▶ **DESCRIPTION OF THE TASK**:
Copy the rows below word for word, from the very first row through the row containing "208, 1009, 227]".

======

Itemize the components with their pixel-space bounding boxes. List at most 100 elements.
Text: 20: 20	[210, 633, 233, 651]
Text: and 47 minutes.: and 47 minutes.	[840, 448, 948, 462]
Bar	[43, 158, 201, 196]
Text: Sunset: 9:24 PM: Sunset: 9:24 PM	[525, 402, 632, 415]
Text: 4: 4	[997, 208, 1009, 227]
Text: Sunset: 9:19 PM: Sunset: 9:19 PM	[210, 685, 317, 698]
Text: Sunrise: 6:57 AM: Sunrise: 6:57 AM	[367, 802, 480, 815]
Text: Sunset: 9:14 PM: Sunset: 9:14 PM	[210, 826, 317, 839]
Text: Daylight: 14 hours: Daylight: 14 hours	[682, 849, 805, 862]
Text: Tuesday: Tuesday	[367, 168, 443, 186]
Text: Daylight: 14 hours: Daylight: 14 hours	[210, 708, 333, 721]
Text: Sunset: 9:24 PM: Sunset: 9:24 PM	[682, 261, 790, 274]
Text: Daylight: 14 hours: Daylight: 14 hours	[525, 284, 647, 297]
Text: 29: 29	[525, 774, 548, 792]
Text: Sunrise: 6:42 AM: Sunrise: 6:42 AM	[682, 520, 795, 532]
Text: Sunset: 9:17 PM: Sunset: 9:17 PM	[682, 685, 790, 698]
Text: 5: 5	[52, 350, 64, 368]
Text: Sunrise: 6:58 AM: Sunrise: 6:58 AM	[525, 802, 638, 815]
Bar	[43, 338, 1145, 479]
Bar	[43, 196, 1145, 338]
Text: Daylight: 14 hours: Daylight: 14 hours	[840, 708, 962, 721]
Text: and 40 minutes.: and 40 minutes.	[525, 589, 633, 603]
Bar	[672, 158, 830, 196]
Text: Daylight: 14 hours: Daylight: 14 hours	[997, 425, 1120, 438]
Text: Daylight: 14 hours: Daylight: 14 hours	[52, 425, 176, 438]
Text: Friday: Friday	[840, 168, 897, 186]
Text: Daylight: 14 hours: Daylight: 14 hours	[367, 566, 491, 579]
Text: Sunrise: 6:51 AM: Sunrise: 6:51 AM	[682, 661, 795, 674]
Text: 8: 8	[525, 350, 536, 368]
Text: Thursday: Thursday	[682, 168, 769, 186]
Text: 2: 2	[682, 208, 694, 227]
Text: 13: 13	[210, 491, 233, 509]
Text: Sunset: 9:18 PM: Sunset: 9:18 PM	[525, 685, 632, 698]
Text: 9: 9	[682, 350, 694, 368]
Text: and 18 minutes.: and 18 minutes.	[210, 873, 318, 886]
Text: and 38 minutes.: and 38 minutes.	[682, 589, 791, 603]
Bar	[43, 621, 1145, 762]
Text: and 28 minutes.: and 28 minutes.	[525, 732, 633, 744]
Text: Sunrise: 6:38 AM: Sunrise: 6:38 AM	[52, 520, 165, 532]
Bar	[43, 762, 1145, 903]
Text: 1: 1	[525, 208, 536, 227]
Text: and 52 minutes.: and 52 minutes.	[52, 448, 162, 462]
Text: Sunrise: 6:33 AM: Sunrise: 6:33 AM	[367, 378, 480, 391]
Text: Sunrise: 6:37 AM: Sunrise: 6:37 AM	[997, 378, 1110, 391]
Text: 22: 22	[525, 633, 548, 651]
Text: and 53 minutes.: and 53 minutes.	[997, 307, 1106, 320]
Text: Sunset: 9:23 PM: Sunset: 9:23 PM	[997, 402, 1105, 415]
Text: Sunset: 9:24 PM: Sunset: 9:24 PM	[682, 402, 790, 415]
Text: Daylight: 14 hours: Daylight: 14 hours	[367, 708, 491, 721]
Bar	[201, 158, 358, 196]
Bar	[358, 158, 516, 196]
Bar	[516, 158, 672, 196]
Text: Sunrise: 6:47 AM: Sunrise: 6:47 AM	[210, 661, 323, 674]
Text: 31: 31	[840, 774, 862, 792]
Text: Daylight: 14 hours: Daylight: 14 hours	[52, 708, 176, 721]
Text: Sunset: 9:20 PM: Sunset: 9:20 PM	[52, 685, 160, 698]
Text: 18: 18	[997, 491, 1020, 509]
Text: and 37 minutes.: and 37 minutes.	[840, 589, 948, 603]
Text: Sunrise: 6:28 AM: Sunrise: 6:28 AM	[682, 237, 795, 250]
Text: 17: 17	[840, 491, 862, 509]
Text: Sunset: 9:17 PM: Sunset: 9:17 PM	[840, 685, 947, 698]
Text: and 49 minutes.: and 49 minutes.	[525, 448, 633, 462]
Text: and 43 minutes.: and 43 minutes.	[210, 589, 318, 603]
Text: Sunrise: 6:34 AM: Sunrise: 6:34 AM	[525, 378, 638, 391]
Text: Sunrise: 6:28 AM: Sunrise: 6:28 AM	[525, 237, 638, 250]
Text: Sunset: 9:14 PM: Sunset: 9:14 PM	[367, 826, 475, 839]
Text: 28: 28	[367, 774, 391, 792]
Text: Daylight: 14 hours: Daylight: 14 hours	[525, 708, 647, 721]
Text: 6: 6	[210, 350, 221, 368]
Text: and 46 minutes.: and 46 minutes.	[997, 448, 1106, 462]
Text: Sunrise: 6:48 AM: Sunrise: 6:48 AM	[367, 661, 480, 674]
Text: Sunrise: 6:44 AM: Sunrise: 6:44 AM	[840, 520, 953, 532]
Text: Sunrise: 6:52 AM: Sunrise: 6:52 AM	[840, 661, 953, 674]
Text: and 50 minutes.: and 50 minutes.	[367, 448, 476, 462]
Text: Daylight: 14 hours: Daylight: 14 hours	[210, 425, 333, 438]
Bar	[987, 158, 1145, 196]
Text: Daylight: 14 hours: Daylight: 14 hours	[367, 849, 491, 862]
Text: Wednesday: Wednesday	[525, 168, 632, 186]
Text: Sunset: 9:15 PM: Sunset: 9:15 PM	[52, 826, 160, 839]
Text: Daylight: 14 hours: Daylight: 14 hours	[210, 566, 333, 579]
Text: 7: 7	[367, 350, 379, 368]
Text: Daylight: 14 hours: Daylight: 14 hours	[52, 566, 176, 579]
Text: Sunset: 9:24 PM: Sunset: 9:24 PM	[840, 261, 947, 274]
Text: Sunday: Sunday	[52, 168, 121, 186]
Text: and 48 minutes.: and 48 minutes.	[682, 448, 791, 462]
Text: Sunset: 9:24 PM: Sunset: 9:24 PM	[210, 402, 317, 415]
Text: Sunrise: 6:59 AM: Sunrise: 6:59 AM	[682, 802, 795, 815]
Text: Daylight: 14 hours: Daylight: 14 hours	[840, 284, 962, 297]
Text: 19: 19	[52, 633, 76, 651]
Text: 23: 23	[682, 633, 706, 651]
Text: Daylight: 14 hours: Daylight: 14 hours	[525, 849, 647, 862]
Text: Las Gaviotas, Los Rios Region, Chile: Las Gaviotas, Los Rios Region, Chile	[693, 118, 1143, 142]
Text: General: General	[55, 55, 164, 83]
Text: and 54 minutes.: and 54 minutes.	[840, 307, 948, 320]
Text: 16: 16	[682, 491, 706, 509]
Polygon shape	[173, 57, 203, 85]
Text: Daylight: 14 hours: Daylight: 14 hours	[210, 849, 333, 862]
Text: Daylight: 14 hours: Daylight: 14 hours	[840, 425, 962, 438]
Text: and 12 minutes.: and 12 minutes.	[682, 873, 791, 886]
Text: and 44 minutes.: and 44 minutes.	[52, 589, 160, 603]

======

▶ **OUTPUT**:
Itemize the components with their pixel-space bounding boxes. List at most 100 elements.
Text: 20: 20	[210, 633, 233, 651]
Text: and 47 minutes.: and 47 minutes.	[840, 448, 948, 462]
Bar	[43, 158, 201, 196]
Text: Sunset: 9:24 PM: Sunset: 9:24 PM	[525, 402, 632, 415]
Text: 4: 4	[997, 208, 1009, 227]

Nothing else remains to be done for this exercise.